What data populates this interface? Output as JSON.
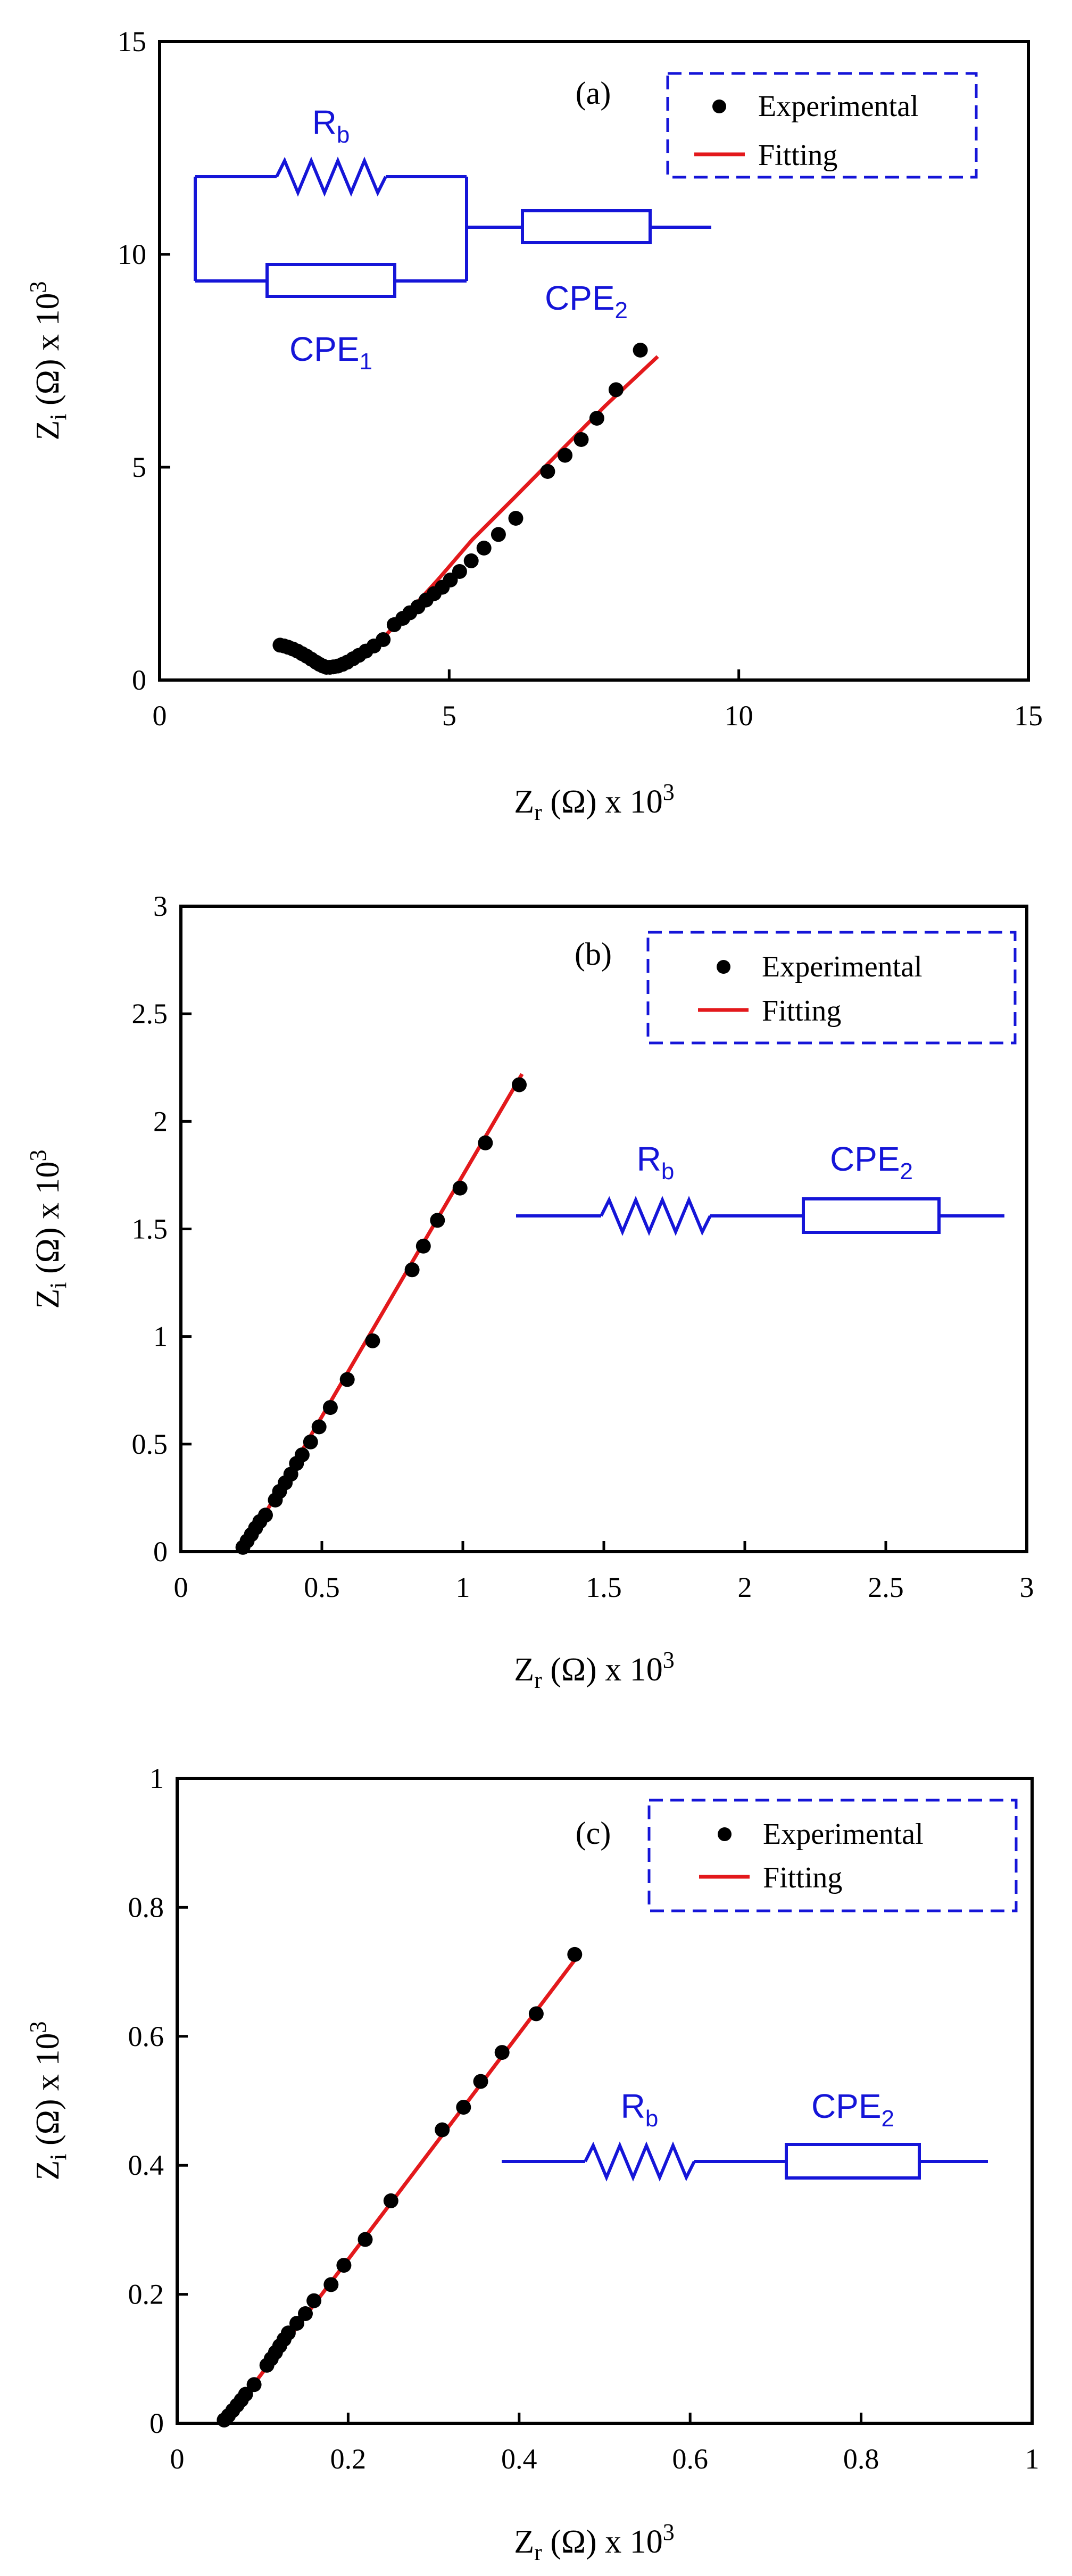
{
  "colors": {
    "experimental": "#000000",
    "fitting": "#e3191c",
    "circuit": "#1515d8",
    "axis": "#000000"
  },
  "chart_data": [
    {
      "type": "scatter",
      "panel_label": "(a)",
      "xlabel": {
        "main": "Z",
        "sub": "r",
        "unit": " (Ω) x 10",
        "sup": "3"
      },
      "ylabel": {
        "main": "Z",
        "sub": "i",
        "unit": " (Ω) x 10",
        "sup": "3"
      },
      "xlim": [
        0,
        15
      ],
      "ylim": [
        0,
        15
      ],
      "xticks": [
        0,
        5,
        10,
        15
      ],
      "yticks": [
        0,
        5,
        10,
        15
      ],
      "xtick_labels": [
        "0",
        "5",
        "10",
        "15"
      ],
      "ytick_labels": [
        "0",
        "5",
        "10",
        "15"
      ],
      "legend": [
        "Experimental",
        "Fitting"
      ],
      "circuit": {
        "type": "parallel_series",
        "labels": {
          "rb_main": "R",
          "rb_sub": "b",
          "cpe1_main": "CPE",
          "cpe1_sub": "1",
          "cpe2_main": "CPE",
          "cpe2_sub": "2"
        }
      },
      "series": [
        {
          "name": "Experimental",
          "kind": "points",
          "x": [
            2.08,
            2.15,
            2.22,
            2.3,
            2.38,
            2.46,
            2.54,
            2.62,
            2.7,
            2.76,
            2.82,
            2.88,
            2.94,
            3.0,
            3.08,
            3.16,
            3.24,
            3.34,
            3.44,
            3.56,
            3.7,
            3.86,
            4.05,
            4.2,
            4.32,
            4.46,
            4.6,
            4.74,
            4.88,
            5.02,
            5.18,
            5.38,
            5.6,
            5.85,
            6.15,
            6.7,
            7.0,
            7.28,
            7.55,
            7.88,
            8.3
          ],
          "y": [
            0.82,
            0.8,
            0.77,
            0.73,
            0.68,
            0.62,
            0.56,
            0.49,
            0.42,
            0.37,
            0.33,
            0.3,
            0.3,
            0.31,
            0.33,
            0.37,
            0.42,
            0.5,
            0.58,
            0.68,
            0.8,
            0.95,
            1.3,
            1.45,
            1.58,
            1.72,
            1.88,
            2.03,
            2.18,
            2.35,
            2.55,
            2.8,
            3.1,
            3.42,
            3.8,
            4.9,
            5.28,
            5.65,
            6.15,
            6.82,
            7.75
          ]
        },
        {
          "name": "Fitting",
          "kind": "line",
          "x": [
            2.1,
            2.3,
            2.5,
            2.7,
            2.85,
            3.0,
            3.2,
            3.5,
            3.9,
            4.3,
            4.8,
            5.4,
            6.1,
            6.9,
            7.7,
            8.6
          ],
          "y": [
            0.85,
            0.8,
            0.68,
            0.5,
            0.38,
            0.33,
            0.38,
            0.6,
            1.05,
            1.6,
            2.35,
            3.3,
            4.25,
            5.35,
            6.45,
            7.6
          ]
        }
      ]
    },
    {
      "type": "scatter",
      "panel_label": "(b)",
      "xlabel": {
        "main": "Z",
        "sub": "r",
        "unit": " (Ω) x 10",
        "sup": "3"
      },
      "ylabel": {
        "main": "Z",
        "sub": "i",
        "unit": " (Ω) x 10",
        "sup": "3"
      },
      "xlim": [
        0,
        3
      ],
      "ylim": [
        0,
        3
      ],
      "xticks": [
        0,
        0.5,
        1,
        1.5,
        2,
        2.5,
        3
      ],
      "yticks": [
        0,
        0.5,
        1,
        1.5,
        2,
        2.5,
        3
      ],
      "xtick_labels": [
        "0",
        "0.5",
        "1",
        "1.5",
        "2",
        "2.5",
        "3"
      ],
      "ytick_labels": [
        "0",
        "0.5",
        "1",
        "1.5",
        "2",
        "2.5",
        "3"
      ],
      "legend": [
        "Experimental",
        "Fitting"
      ],
      "circuit": {
        "type": "series",
        "labels": {
          "rb_main": "R",
          "rb_sub": "b",
          "cpe2_main": "CPE",
          "cpe2_sub": "2"
        }
      },
      "series": [
        {
          "name": "Experimental",
          "kind": "points",
          "x": [
            0.22,
            0.235,
            0.25,
            0.265,
            0.28,
            0.3,
            0.335,
            0.35,
            0.37,
            0.39,
            0.41,
            0.43,
            0.46,
            0.49,
            0.53,
            0.59,
            0.68,
            0.82,
            0.86,
            0.91,
            0.99,
            1.08,
            1.2
          ],
          "y": [
            0.02,
            0.05,
            0.08,
            0.11,
            0.14,
            0.17,
            0.24,
            0.28,
            0.32,
            0.36,
            0.41,
            0.45,
            0.51,
            0.58,
            0.67,
            0.8,
            0.98,
            1.31,
            1.42,
            1.54,
            1.69,
            1.9,
            2.17
          ]
        },
        {
          "name": "Fitting",
          "kind": "line",
          "x": [
            0.22,
            1.21
          ],
          "y": [
            0.0,
            2.22
          ]
        }
      ]
    },
    {
      "type": "scatter",
      "panel_label": "(c)",
      "xlabel": {
        "main": "Z",
        "sub": "r",
        "unit": " (Ω) x 10",
        "sup": "3"
      },
      "ylabel": {
        "main": "Z",
        "sub": "i",
        "unit": " (Ω) x 10",
        "sup": "3"
      },
      "xlim": [
        0,
        1
      ],
      "ylim": [
        0,
        1
      ],
      "xticks": [
        0,
        0.2,
        0.4,
        0.6,
        0.8,
        1
      ],
      "yticks": [
        0,
        0.2,
        0.4,
        0.6,
        0.8,
        1
      ],
      "xtick_labels": [
        "0",
        "0.2",
        "0.4",
        "0.6",
        "0.8",
        "1"
      ],
      "ytick_labels": [
        "0",
        "0.2",
        "0.4",
        "0.6",
        "0.8",
        "1"
      ],
      "legend": [
        "Experimental",
        "Fitting"
      ],
      "circuit": {
        "type": "series",
        "labels": {
          "rb_main": "R",
          "rb_sub": "b",
          "cpe2_main": "CPE",
          "cpe2_sub": "2"
        }
      },
      "series": [
        {
          "name": "Experimental",
          "kind": "points",
          "x": [
            0.055,
            0.06,
            0.065,
            0.07,
            0.075,
            0.08,
            0.09,
            0.105,
            0.11,
            0.115,
            0.12,
            0.125,
            0.13,
            0.14,
            0.15,
            0.16,
            0.18,
            0.195,
            0.22,
            0.25,
            0.31,
            0.335,
            0.355,
            0.38,
            0.42,
            0.465
          ],
          "y": [
            0.005,
            0.012,
            0.02,
            0.028,
            0.036,
            0.045,
            0.06,
            0.09,
            0.1,
            0.11,
            0.12,
            0.13,
            0.14,
            0.155,
            0.17,
            0.19,
            0.215,
            0.245,
            0.285,
            0.345,
            0.455,
            0.49,
            0.53,
            0.575,
            0.635,
            0.727
          ]
        },
        {
          "name": "Fitting",
          "kind": "line",
          "x": [
            0.055,
            0.47
          ],
          "y": [
            0.0,
            0.727
          ]
        }
      ]
    }
  ]
}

= What is asked =
Transcribe the material as is, with images omitted.

= Complete answer =
What data populates this interface? Output as JSON.
{
  "colors": {
    "experimental": "#000000",
    "fitting": "#e3191c",
    "circuit": "#1515d8",
    "axis": "#000000"
  },
  "chart_data": [
    {
      "type": "scatter",
      "panel_label": "(a)",
      "xlabel": {
        "main": "Z",
        "sub": "r",
        "unit": " (Ω) x 10",
        "sup": "3"
      },
      "ylabel": {
        "main": "Z",
        "sub": "i",
        "unit": " (Ω) x 10",
        "sup": "3"
      },
      "xlim": [
        0,
        15
      ],
      "ylim": [
        0,
        15
      ],
      "xticks": [
        0,
        5,
        10,
        15
      ],
      "yticks": [
        0,
        5,
        10,
        15
      ],
      "xtick_labels": [
        "0",
        "5",
        "10",
        "15"
      ],
      "ytick_labels": [
        "0",
        "5",
        "10",
        "15"
      ],
      "legend": [
        "Experimental",
        "Fitting"
      ],
      "circuit": {
        "type": "parallel_series",
        "labels": {
          "rb_main": "R",
          "rb_sub": "b",
          "cpe1_main": "CPE",
          "cpe1_sub": "1",
          "cpe2_main": "CPE",
          "cpe2_sub": "2"
        }
      },
      "series": [
        {
          "name": "Experimental",
          "kind": "points",
          "x": [
            2.08,
            2.15,
            2.22,
            2.3,
            2.38,
            2.46,
            2.54,
            2.62,
            2.7,
            2.76,
            2.82,
            2.88,
            2.94,
            3.0,
            3.08,
            3.16,
            3.24,
            3.34,
            3.44,
            3.56,
            3.7,
            3.86,
            4.05,
            4.2,
            4.32,
            4.46,
            4.6,
            4.74,
            4.88,
            5.02,
            5.18,
            5.38,
            5.6,
            5.85,
            6.15,
            6.7,
            7.0,
            7.28,
            7.55,
            7.88,
            8.3
          ],
          "y": [
            0.82,
            0.8,
            0.77,
            0.73,
            0.68,
            0.62,
            0.56,
            0.49,
            0.42,
            0.37,
            0.33,
            0.3,
            0.3,
            0.31,
            0.33,
            0.37,
            0.42,
            0.5,
            0.58,
            0.68,
            0.8,
            0.95,
            1.3,
            1.45,
            1.58,
            1.72,
            1.88,
            2.03,
            2.18,
            2.35,
            2.55,
            2.8,
            3.1,
            3.42,
            3.8,
            4.9,
            5.28,
            5.65,
            6.15,
            6.82,
            7.75
          ]
        },
        {
          "name": "Fitting",
          "kind": "line",
          "x": [
            2.1,
            2.3,
            2.5,
            2.7,
            2.85,
            3.0,
            3.2,
            3.5,
            3.9,
            4.3,
            4.8,
            5.4,
            6.1,
            6.9,
            7.7,
            8.6
          ],
          "y": [
            0.85,
            0.8,
            0.68,
            0.5,
            0.38,
            0.33,
            0.38,
            0.6,
            1.05,
            1.6,
            2.35,
            3.3,
            4.25,
            5.35,
            6.45,
            7.6
          ]
        }
      ]
    },
    {
      "type": "scatter",
      "panel_label": "(b)",
      "xlabel": {
        "main": "Z",
        "sub": "r",
        "unit": " (Ω) x 10",
        "sup": "3"
      },
      "ylabel": {
        "main": "Z",
        "sub": "i",
        "unit": " (Ω) x 10",
        "sup": "3"
      },
      "xlim": [
        0,
        3
      ],
      "ylim": [
        0,
        3
      ],
      "xticks": [
        0,
        0.5,
        1,
        1.5,
        2,
        2.5,
        3
      ],
      "yticks": [
        0,
        0.5,
        1,
        1.5,
        2,
        2.5,
        3
      ],
      "xtick_labels": [
        "0",
        "0.5",
        "1",
        "1.5",
        "2",
        "2.5",
        "3"
      ],
      "ytick_labels": [
        "0",
        "0.5",
        "1",
        "1.5",
        "2",
        "2.5",
        "3"
      ],
      "legend": [
        "Experimental",
        "Fitting"
      ],
      "circuit": {
        "type": "series",
        "labels": {
          "rb_main": "R",
          "rb_sub": "b",
          "cpe2_main": "CPE",
          "cpe2_sub": "2"
        }
      },
      "series": [
        {
          "name": "Experimental",
          "kind": "points",
          "x": [
            0.22,
            0.235,
            0.25,
            0.265,
            0.28,
            0.3,
            0.335,
            0.35,
            0.37,
            0.39,
            0.41,
            0.43,
            0.46,
            0.49,
            0.53,
            0.59,
            0.68,
            0.82,
            0.86,
            0.91,
            0.99,
            1.08,
            1.2
          ],
          "y": [
            0.02,
            0.05,
            0.08,
            0.11,
            0.14,
            0.17,
            0.24,
            0.28,
            0.32,
            0.36,
            0.41,
            0.45,
            0.51,
            0.58,
            0.67,
            0.8,
            0.98,
            1.31,
            1.42,
            1.54,
            1.69,
            1.9,
            2.17
          ]
        },
        {
          "name": "Fitting",
          "kind": "line",
          "x": [
            0.22,
            1.21
          ],
          "y": [
            0.0,
            2.22
          ]
        }
      ]
    },
    {
      "type": "scatter",
      "panel_label": "(c)",
      "xlabel": {
        "main": "Z",
        "sub": "r",
        "unit": " (Ω) x 10",
        "sup": "3"
      },
      "ylabel": {
        "main": "Z",
        "sub": "i",
        "unit": " (Ω) x 10",
        "sup": "3"
      },
      "xlim": [
        0,
        1
      ],
      "ylim": [
        0,
        1
      ],
      "xticks": [
        0,
        0.2,
        0.4,
        0.6,
        0.8,
        1
      ],
      "yticks": [
        0,
        0.2,
        0.4,
        0.6,
        0.8,
        1
      ],
      "xtick_labels": [
        "0",
        "0.2",
        "0.4",
        "0.6",
        "0.8",
        "1"
      ],
      "ytick_labels": [
        "0",
        "0.2",
        "0.4",
        "0.6",
        "0.8",
        "1"
      ],
      "legend": [
        "Experimental",
        "Fitting"
      ],
      "circuit": {
        "type": "series",
        "labels": {
          "rb_main": "R",
          "rb_sub": "b",
          "cpe2_main": "CPE",
          "cpe2_sub": "2"
        }
      },
      "series": [
        {
          "name": "Experimental",
          "kind": "points",
          "x": [
            0.055,
            0.06,
            0.065,
            0.07,
            0.075,
            0.08,
            0.09,
            0.105,
            0.11,
            0.115,
            0.12,
            0.125,
            0.13,
            0.14,
            0.15,
            0.16,
            0.18,
            0.195,
            0.22,
            0.25,
            0.31,
            0.335,
            0.355,
            0.38,
            0.42,
            0.465
          ],
          "y": [
            0.005,
            0.012,
            0.02,
            0.028,
            0.036,
            0.045,
            0.06,
            0.09,
            0.1,
            0.11,
            0.12,
            0.13,
            0.14,
            0.155,
            0.17,
            0.19,
            0.215,
            0.245,
            0.285,
            0.345,
            0.455,
            0.49,
            0.53,
            0.575,
            0.635,
            0.727
          ]
        },
        {
          "name": "Fitting",
          "kind": "line",
          "x": [
            0.055,
            0.47
          ],
          "y": [
            0.0,
            0.727
          ]
        }
      ]
    }
  ]
}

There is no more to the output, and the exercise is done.